## TASK BRIEF
Which lines in the records contain the word "power"? Gather each of them and copy it out.

** start PROVIDED MATERIAL **

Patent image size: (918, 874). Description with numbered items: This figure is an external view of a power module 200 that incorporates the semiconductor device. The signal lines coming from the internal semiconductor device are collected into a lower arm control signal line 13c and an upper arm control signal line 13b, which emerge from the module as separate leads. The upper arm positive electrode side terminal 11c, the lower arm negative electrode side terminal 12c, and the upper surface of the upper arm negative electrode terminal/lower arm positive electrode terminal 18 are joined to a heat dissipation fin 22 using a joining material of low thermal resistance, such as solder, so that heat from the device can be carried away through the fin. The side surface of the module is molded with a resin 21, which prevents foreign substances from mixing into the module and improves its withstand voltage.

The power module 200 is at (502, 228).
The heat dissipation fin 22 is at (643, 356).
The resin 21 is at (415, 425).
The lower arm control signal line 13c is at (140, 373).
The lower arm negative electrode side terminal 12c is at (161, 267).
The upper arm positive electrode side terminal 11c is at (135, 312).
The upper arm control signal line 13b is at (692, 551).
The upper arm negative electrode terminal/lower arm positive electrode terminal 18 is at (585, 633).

** end PROVIDED MATERIAL **

## RESULT OF THIS EXERCISE
Patent image size: (918, 874). Description with numbered items: This figure is an external view of a power module 200 that incorporates the semiconductor device. The signal lines coming from the internal semiconductor device are collected into a lower arm control signal line 13c and an upper arm control signal line 13b, which emerge from the module as separate leads. The upper arm positive electrode side terminal 11c, the lower arm negative electrode side terminal 12c, and the upper surface of the upper arm negative electrode terminal/lower arm positive electrode terminal 18 are joined to a heat dissipation fin 22 using a joining material of low thermal resistance, such as solder, so that heat from the device can be carried away through the fin. The side surface of the module is molded with a resin 21, which prevents foreign substances from mixing into the module and improves its withstand voltage.
The power module 200 is at (502, 228).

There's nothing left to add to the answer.